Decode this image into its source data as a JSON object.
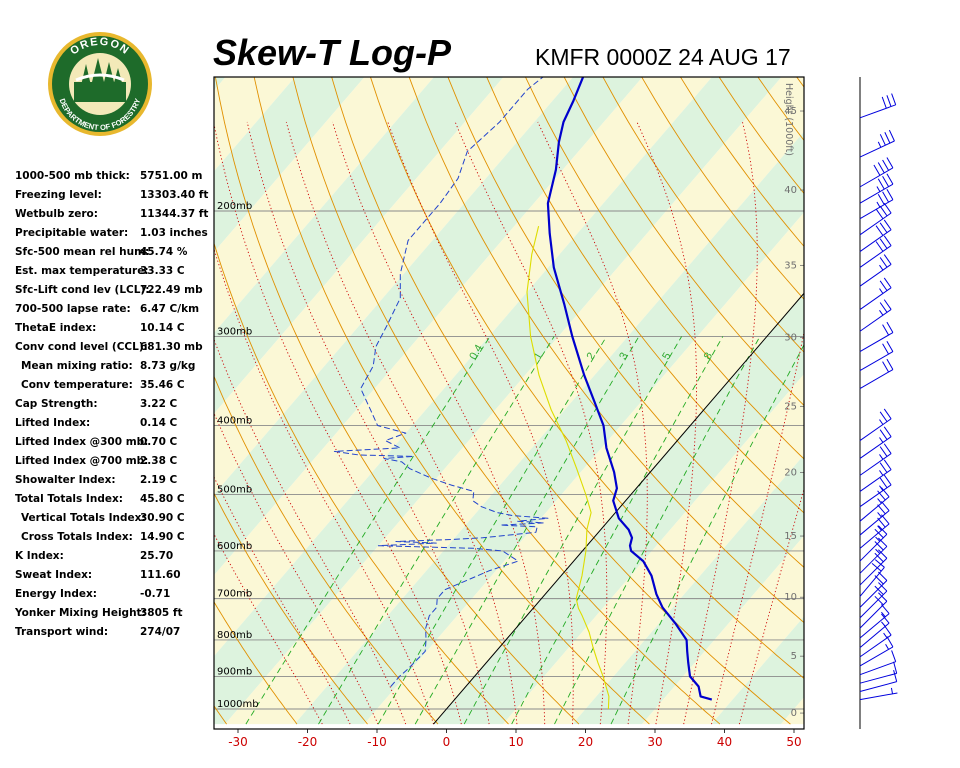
{
  "header": {
    "title": "Skew-T Log-P",
    "station_time": "KMFR 0000Z 24 AUG 17"
  },
  "logo": {
    "top_text": "OREGON",
    "bottom_text": "DEPARTMENT OF FORESTRY",
    "ring_color": "#1e6b2a",
    "accent_color": "#e8b82e"
  },
  "indices": [
    {
      "label": "1000-500 mb thick:",
      "value": "5751.00 m"
    },
    {
      "label": "Freezing level:",
      "value": "13303.40 ft"
    },
    {
      "label": "Wetbulb zero:",
      "value": "11344.37 ft"
    },
    {
      "label": "Precipitable water:",
      "value": "1.03 inches"
    },
    {
      "label": "Sfc-500 mean rel hum:",
      "value": "45.74 %"
    },
    {
      "label": "Est. max temperature:",
      "value": "33.33 C"
    },
    {
      "label": "Sfc-Lift cond lev (LCL):",
      "value": "722.49 mb"
    },
    {
      "label": "700-500 lapse rate:",
      "value": "6.47 C/km"
    },
    {
      "label": "ThetaE index:",
      "value": "10.14 C"
    },
    {
      "label": "Conv cond level (CCL):",
      "value": "681.30 mb"
    },
    {
      "label": "Mean mixing ratio:",
      "value": "8.73 g/kg",
      "indent": true
    },
    {
      "label": "Conv temperature:",
      "value": "35.46 C",
      "indent": true
    },
    {
      "label": "Cap Strength:",
      "value": "3.22 C"
    },
    {
      "label": "Lifted Index:",
      "value": "0.14 C"
    },
    {
      "label": "Lifted Index @300 mb:",
      "value": "0.70 C"
    },
    {
      "label": "Lifted Index @700 mb:",
      "value": "2.38 C"
    },
    {
      "label": "Showalter Index:",
      "value": "2.19 C"
    },
    {
      "label": "Total Totals Index:",
      "value": "45.80 C"
    },
    {
      "label": "Vertical Totals Index:",
      "value": "30.90 C",
      "indent": true
    },
    {
      "label": "Cross Totals Index:",
      "value": "14.90 C",
      "indent": true
    },
    {
      "label": "K Index:",
      "value": "25.70"
    },
    {
      "label": "Sweat Index:",
      "value": "111.60"
    },
    {
      "label": "Energy Index:",
      "value": "-0.71"
    },
    {
      "label": "Yonker Mixing Height:",
      "value": "3805 ft"
    },
    {
      "label": "Transport wind:",
      "value": "274/07"
    }
  ],
  "chart_data": {
    "type": "line",
    "title": "Skew-T Log-P",
    "subtitle": "KMFR 0000Z 24 AUG 17",
    "x_axis": {
      "label": "",
      "ticks": [
        -30,
        -20,
        -10,
        0,
        10,
        20,
        30,
        40,
        50
      ],
      "units": "C",
      "tick_color": "#cc0000"
    },
    "y_axis": {
      "scale": "log",
      "range_mb": [
        1050,
        100
      ],
      "pressure_labels": [
        {
          "p": 200,
          "label": "200mb"
        },
        {
          "p": 300,
          "label": "300mb"
        },
        {
          "p": 400,
          "label": "400mb"
        },
        {
          "p": 500,
          "label": "500mb"
        },
        {
          "p": 600,
          "label": "600mb"
        },
        {
          "p": 700,
          "label": "700mb"
        },
        {
          "p": 800,
          "label": "800mb"
        },
        {
          "p": 900,
          "label": "900mb"
        },
        {
          "p": 1000,
          "label": "1000mb"
        }
      ]
    },
    "height_axis": {
      "label": "Height (1000ft)",
      "ticks": [
        0,
        5,
        10,
        15,
        20,
        25,
        30,
        35,
        40,
        45,
        50
      ]
    },
    "mixing_ratio_labels": [
      "0.4",
      "1",
      "2",
      "3",
      "5",
      "8"
    ],
    "colors": {
      "temperature": "#0000cc",
      "dewpoint": "#2244cc",
      "parcel": "#dddd00",
      "isotherm": "#000000",
      "dry_adiabat": "#e09000",
      "moist_adiabat": "#cc0000",
      "mixing_ratio": "#22aa22",
      "band_green": "#ddf3de",
      "band_yellow": "#fbf8d6"
    },
    "series": [
      {
        "key": "temperature",
        "points": [
          [
            970,
            37
          ],
          [
            960,
            35
          ],
          [
            930,
            33.5
          ],
          [
            900,
            31
          ],
          [
            860,
            29
          ],
          [
            830,
            27.5
          ],
          [
            800,
            26
          ],
          [
            760,
            22.5
          ],
          [
            720,
            18.5
          ],
          [
            690,
            16
          ],
          [
            650,
            13
          ],
          [
            620,
            10
          ],
          [
            600,
            7
          ],
          [
            590,
            6.2
          ],
          [
            575,
            5.5
          ],
          [
            560,
            4
          ],
          [
            540,
            1.2
          ],
          [
            510,
            -1.8
          ],
          [
            490,
            -2.8
          ],
          [
            465,
            -5.2
          ],
          [
            430,
            -9.3
          ],
          [
            400,
            -12.5
          ],
          [
            370,
            -16.8
          ],
          [
            340,
            -21.5
          ],
          [
            300,
            -28
          ],
          [
            270,
            -33.2
          ],
          [
            240,
            -39.2
          ],
          [
            215,
            -44
          ],
          [
            195,
            -48
          ],
          [
            175,
            -51
          ],
          [
            160,
            -54
          ],
          [
            150,
            -55.8
          ],
          [
            140,
            -57
          ],
          [
            125,
            -59.3
          ],
          [
            110,
            -61.3
          ]
        ]
      },
      {
        "key": "dewpoint",
        "points": [
          [
            930,
            -10.8
          ],
          [
            900,
            -10.8
          ],
          [
            880,
            -10.5
          ],
          [
            860,
            -10.4
          ],
          [
            830,
            -10.2
          ],
          [
            800,
            -11.5
          ],
          [
            770,
            -13
          ],
          [
            740,
            -14
          ],
          [
            720,
            -14
          ],
          [
            700,
            -15
          ],
          [
            680,
            -15
          ],
          [
            660,
            -13
          ],
          [
            640,
            -11
          ],
          [
            620,
            -8
          ],
          [
            600,
            -11.5
          ],
          [
            595,
            -16
          ],
          [
            590,
            -30
          ],
          [
            585,
            -22
          ],
          [
            582,
            -28
          ],
          [
            578,
            -20
          ],
          [
            575,
            -16
          ],
          [
            565,
            -9
          ],
          [
            555,
            -9.5
          ],
          [
            552,
            -15
          ],
          [
            548,
            -9
          ],
          [
            545,
            -13
          ],
          [
            540,
            -9
          ],
          [
            535,
            -14.5
          ],
          [
            530,
            -17
          ],
          [
            520,
            -20
          ],
          [
            510,
            -22
          ],
          [
            495,
            -23
          ],
          [
            485,
            -27
          ],
          [
            475,
            -30.5
          ],
          [
            470,
            -32
          ],
          [
            460,
            -35
          ],
          [
            450,
            -37
          ],
          [
            445,
            -40
          ],
          [
            442,
            -36
          ],
          [
            440,
            -44
          ],
          [
            435,
            -48
          ],
          [
            430,
            -39
          ],
          [
            420,
            -42
          ],
          [
            410,
            -40
          ],
          [
            400,
            -45
          ],
          [
            380,
            -48
          ],
          [
            355,
            -52
          ],
          [
            330,
            -53
          ],
          [
            310,
            -55
          ],
          [
            290,
            -56
          ],
          [
            265,
            -57.5
          ],
          [
            245,
            -60.5
          ],
          [
            220,
            -63.5
          ],
          [
            205,
            -63.5
          ],
          [
            195,
            -63.5
          ],
          [
            180,
            -64
          ],
          [
            165,
            -66
          ],
          [
            150,
            -65
          ],
          [
            135,
            -65
          ],
          [
            120,
            -63
          ],
          [
            112,
            -60
          ]
        ]
      },
      {
        "key": "parcel",
        "points": [
          [
            1000,
            23.3
          ],
          [
            960,
            21.8
          ],
          [
            900,
            18.5
          ],
          [
            860,
            16
          ],
          [
            820,
            13.5
          ],
          [
            780,
            11
          ],
          [
            740,
            8
          ],
          [
            722,
            6.5
          ],
          [
            700,
            5
          ],
          [
            650,
            3
          ],
          [
            600,
            0.5
          ],
          [
            560,
            -2
          ],
          [
            530,
            -3.5
          ],
          [
            500,
            -6.5
          ],
          [
            460,
            -11
          ],
          [
            420,
            -16
          ],
          [
            380,
            -22
          ],
          [
            340,
            -28
          ],
          [
            300,
            -34
          ],
          [
            260,
            -40
          ],
          [
            230,
            -44
          ],
          [
            210,
            -46.5
          ]
        ]
      }
    ],
    "wind_barbs": [
      {
        "p": 970,
        "dir": 260,
        "kt": 5
      },
      {
        "p": 945,
        "dir": 255,
        "kt": 10
      },
      {
        "p": 920,
        "dir": 255,
        "kt": 10
      },
      {
        "p": 895,
        "dir": 250,
        "kt": 10
      },
      {
        "p": 870,
        "dir": 240,
        "kt": 15
      },
      {
        "p": 845,
        "dir": 235,
        "kt": 15
      },
      {
        "p": 820,
        "dir": 230,
        "kt": 15
      },
      {
        "p": 795,
        "dir": 230,
        "kt": 15
      },
      {
        "p": 770,
        "dir": 225,
        "kt": 20
      },
      {
        "p": 745,
        "dir": 225,
        "kt": 20
      },
      {
        "p": 720,
        "dir": 225,
        "kt": 20
      },
      {
        "p": 695,
        "dir": 220,
        "kt": 20
      },
      {
        "p": 670,
        "dir": 225,
        "kt": 20
      },
      {
        "p": 645,
        "dir": 225,
        "kt": 25
      },
      {
        "p": 620,
        "dir": 225,
        "kt": 25
      },
      {
        "p": 595,
        "dir": 230,
        "kt": 25
      },
      {
        "p": 570,
        "dir": 230,
        "kt": 25
      },
      {
        "p": 545,
        "dir": 230,
        "kt": 25
      },
      {
        "p": 520,
        "dir": 235,
        "kt": 25
      },
      {
        "p": 495,
        "dir": 235,
        "kt": 25
      },
      {
        "p": 470,
        "dir": 235,
        "kt": 25
      },
      {
        "p": 445,
        "dir": 235,
        "kt": 25
      },
      {
        "p": 420,
        "dir": 235,
        "kt": 25
      },
      {
        "p": 355,
        "dir": 240,
        "kt": 20
      },
      {
        "p": 335,
        "dir": 240,
        "kt": 20
      },
      {
        "p": 315,
        "dir": 240,
        "kt": 20
      },
      {
        "p": 295,
        "dir": 235,
        "kt": 25
      },
      {
        "p": 275,
        "dir": 235,
        "kt": 25
      },
      {
        "p": 255,
        "dir": 235,
        "kt": 25
      },
      {
        "p": 240,
        "dir": 235,
        "kt": 30
      },
      {
        "p": 228,
        "dir": 235,
        "kt": 30
      },
      {
        "p": 216,
        "dir": 235,
        "kt": 30
      },
      {
        "p": 205,
        "dir": 240,
        "kt": 35
      },
      {
        "p": 195,
        "dir": 240,
        "kt": 35
      },
      {
        "p": 185,
        "dir": 240,
        "kt": 40
      },
      {
        "p": 168,
        "dir": 245,
        "kt": 35
      },
      {
        "p": 148,
        "dir": 250,
        "kt": 30
      },
      {
        "p": 128,
        "dir": 250,
        "kt": 15
      }
    ]
  }
}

• **Short exercise**: Each line with the string "Totals" in it needs to be found and copied.

• **Correct response**:
      "label": "Total Totals Index:",
      "label": "Vertical Totals Index:",
      "label": "Cross Totals Index:",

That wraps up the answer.